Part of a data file

-- START --

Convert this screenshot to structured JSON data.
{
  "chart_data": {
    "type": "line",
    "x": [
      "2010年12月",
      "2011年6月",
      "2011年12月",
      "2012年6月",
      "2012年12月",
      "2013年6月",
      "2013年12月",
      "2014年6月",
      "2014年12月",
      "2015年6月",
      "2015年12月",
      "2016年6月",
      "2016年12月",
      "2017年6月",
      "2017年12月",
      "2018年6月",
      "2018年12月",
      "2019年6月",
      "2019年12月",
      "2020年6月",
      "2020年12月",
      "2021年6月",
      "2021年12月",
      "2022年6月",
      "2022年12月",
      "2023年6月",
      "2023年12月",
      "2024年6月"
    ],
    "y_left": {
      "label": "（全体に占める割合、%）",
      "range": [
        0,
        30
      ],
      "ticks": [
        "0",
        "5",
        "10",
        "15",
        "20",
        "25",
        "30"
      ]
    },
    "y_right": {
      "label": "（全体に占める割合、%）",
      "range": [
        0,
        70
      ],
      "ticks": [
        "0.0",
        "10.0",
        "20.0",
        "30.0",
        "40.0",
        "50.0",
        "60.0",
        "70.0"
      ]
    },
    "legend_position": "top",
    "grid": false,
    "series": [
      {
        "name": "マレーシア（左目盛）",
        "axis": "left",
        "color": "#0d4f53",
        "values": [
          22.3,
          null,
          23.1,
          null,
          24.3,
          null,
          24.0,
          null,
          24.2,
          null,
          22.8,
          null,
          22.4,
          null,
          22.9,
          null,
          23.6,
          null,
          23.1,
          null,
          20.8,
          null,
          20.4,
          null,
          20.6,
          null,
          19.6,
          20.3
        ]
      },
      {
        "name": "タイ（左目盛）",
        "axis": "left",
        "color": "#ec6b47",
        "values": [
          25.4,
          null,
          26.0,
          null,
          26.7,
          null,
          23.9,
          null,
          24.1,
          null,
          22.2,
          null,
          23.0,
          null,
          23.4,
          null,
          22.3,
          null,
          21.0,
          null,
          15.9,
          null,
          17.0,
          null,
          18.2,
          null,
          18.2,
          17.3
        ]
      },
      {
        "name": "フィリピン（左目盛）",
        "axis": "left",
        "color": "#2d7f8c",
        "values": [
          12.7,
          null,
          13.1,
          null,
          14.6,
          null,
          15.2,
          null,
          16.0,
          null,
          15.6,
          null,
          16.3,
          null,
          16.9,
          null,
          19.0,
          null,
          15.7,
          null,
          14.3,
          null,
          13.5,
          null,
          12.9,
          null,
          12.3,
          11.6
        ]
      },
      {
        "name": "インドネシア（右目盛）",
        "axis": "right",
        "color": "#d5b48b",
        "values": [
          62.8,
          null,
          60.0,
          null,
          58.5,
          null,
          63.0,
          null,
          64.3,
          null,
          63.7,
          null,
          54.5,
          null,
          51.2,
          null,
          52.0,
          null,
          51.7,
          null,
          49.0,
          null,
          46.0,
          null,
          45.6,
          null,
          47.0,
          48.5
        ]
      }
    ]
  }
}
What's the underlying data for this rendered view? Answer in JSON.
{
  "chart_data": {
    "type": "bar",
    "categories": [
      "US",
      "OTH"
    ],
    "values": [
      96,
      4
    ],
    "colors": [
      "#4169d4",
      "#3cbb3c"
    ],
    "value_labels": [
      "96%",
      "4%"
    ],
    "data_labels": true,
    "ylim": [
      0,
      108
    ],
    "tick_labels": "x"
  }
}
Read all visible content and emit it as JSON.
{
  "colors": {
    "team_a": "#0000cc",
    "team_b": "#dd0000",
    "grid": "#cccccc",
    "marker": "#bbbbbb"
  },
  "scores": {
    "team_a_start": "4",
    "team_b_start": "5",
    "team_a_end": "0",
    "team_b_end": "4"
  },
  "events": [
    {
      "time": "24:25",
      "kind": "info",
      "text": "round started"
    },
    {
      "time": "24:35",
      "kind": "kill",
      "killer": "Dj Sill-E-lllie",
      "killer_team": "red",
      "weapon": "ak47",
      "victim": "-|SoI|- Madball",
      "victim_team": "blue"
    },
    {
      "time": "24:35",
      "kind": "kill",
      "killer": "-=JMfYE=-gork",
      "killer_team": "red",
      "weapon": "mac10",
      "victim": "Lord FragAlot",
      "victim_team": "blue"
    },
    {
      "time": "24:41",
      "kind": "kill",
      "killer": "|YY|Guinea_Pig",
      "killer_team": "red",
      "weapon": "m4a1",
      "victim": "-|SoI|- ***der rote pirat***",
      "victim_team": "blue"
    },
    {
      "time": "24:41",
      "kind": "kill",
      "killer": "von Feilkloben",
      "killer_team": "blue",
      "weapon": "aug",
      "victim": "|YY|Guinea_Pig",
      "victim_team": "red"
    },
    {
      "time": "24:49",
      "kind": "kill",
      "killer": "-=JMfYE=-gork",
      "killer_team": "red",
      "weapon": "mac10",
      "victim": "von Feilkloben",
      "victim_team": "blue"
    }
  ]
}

-- END --

* Goal: Type the whole listing again, unaltered.

* In response:
Convert this screenshot to structured JSON data.
{
  "chart_data": {
    "type": "line",
    "x": [
      "2010年12月",
      "2011年6月",
      "2011年12月",
      "2012年6月",
      "2012年12月",
      "2013年6月",
      "2013年12月",
      "2014年6月",
      "2014年12月",
      "2015年6月",
      "2015年12月",
      "2016年6月",
      "2016年12月",
      "2017年6月",
      "2017年12月",
      "2018年6月",
      "2018年12月",
      "2019年6月",
      "2019年12月",
      "2020年6月",
      "2020年12月",
      "2021年6月",
      "2021年12月",
      "2022年6月",
      "2022年12月",
      "2023年6月",
      "2023年12月",
      "2024年6月"
    ],
    "y_left": {
      "label": "（全体に占める割合、%）",
      "range": [
        0,
        30
      ],
      "ticks": [
        "0",
        "5",
        "10",
        "15",
        "20",
        "25",
        "30"
      ]
    },
    "y_right": {
      "label": "（全体に占める割合、%）",
      "range": [
        0,
        70
      ],
      "ticks": [
        "0.0",
        "10.0",
        "20.0",
        "30.0",
        "40.0",
        "50.0",
        "60.0",
        "70.0"
      ]
    },
    "legend_position": "top",
    "grid": false,
    "series": [
      {
        "name": "マレーシア（左目盛）",
        "axis": "left",
        "color": "#0d4f53",
        "values": [
          22.3,
          null,
          23.1,
          null,
          24.3,
          null,
          24.0,
          null,
          24.2,
          null,
          22.8,
          null,
          22.4,
          null,
          22.9,
          null,
          23.6,
          null,
          23.1,
          null,
          20.8,
          null,
          20.4,
          null,
          20.6,
          null,
          19.6,
          20.3
        ]
      },
      {
        "name": "タイ（左目盛）",
        "axis": "left",
        "color": "#ec6b47",
        "values": [
          25.4,
          null,
          26.0,
          null,
          26.7,
          null,
          23.9,
          null,
          24.1,
          null,
          22.2,
          null,
          23.0,
          null,
          23.4,
          null,
          22.3,
          null,
          21.0,
          null,
          15.9,
          null,
          17.0,
          null,
          18.2,
          null,
          18.2,
          17.3
        ]
      },
      {
        "name": "フィリピン（左目盛）",
        "axis": "left",
        "color": "#2d7f8c",
        "values": [
          12.7,
          null,
          13.1,
          null,
          14.6,
          null,
          15.2,
          null,
          16.0,
          null,
          15.6,
          null,
          16.3,
          null,
          16.9,
          null,
          19.0,
          null,
          15.7,
          null,
          14.3,
          null,
          13.5,
          null,
          12.9,
          null,
          12.3,
          11.6
        ]
      },
      {
        "name": "インドネシア（右目盛）",
        "axis": "right",
        "color": "#d5b48b",
        "values": [
          62.8,
          null,
          60.0,
          null,
          58.5,
          null,
          63.0,
          null,
          64.3,
          null,
          63.7,
          null,
          54.5,
          null,
          51.2,
          null,
          52.0,
          null,
          51.7,
          null,
          49.0,
          null,
          46.0,
          null,
          45.6,
          null,
          47.0,
          48.5
        ]
      }
    ]
  }
}
What's the underlying data for this rendered view? Answer in JSON.
{
  "chart_data": {
    "type": "bar",
    "categories": [
      "US",
      "OTH"
    ],
    "values": [
      96,
      4
    ],
    "colors": [
      "#4169d4",
      "#3cbb3c"
    ],
    "value_labels": [
      "96%",
      "4%"
    ],
    "data_labels": true,
    "ylim": [
      0,
      108
    ],
    "tick_labels": "x"
  }
}
Read all visible content and emit it as JSON.
{
  "colors": {
    "team_a": "#0000cc",
    "team_b": "#dd0000",
    "grid": "#cccccc",
    "marker": "#bbbbbb"
  },
  "scores": {
    "team_a_start": "4",
    "team_b_start": "5",
    "team_a_end": "0",
    "team_b_end": "4"
  },
  "events": [
    {
      "time": "24:25",
      "kind": "info",
      "text": "round started"
    },
    {
      "time": "24:35",
      "kind": "kill",
      "killer": "Dj Sill-E-lllie",
      "killer_team": "red",
      "weapon": "ak47",
      "victim": "-|SoI|- Madball",
      "victim_team": "blue"
    },
    {
      "time": "24:35",
      "kind": "kill",
      "killer": "-=JMfYE=-gork",
      "killer_team": "red",
      "weapon": "mac10",
      "victim": "Lord FragAlot",
      "victim_team": "blue"
    },
    {
      "time": "24:41",
      "kind": "kill",
      "killer": "|YY|Guinea_Pig",
      "killer_team": "red",
      "weapon": "m4a1",
      "victim": "-|SoI|- ***der rote pirat***",
      "victim_team": "blue"
    },
    {
      "time": "24:41",
      "kind": "kill",
      "killer": "von Feilkloben",
      "killer_team": "blue",
      "weapon": "aug",
      "victim": "|YY|Guinea_Pig",
      "victim_team": "red"
    },
    {
      "time": "24:49",
      "kind": "kill",
      "killer": "-=JMfYE=-gork",
      "killer_team": "red",
      "weapon": "mac10",
      "victim": "von Feilkloben",
      "victim_team": "blue"
    }
  ]
}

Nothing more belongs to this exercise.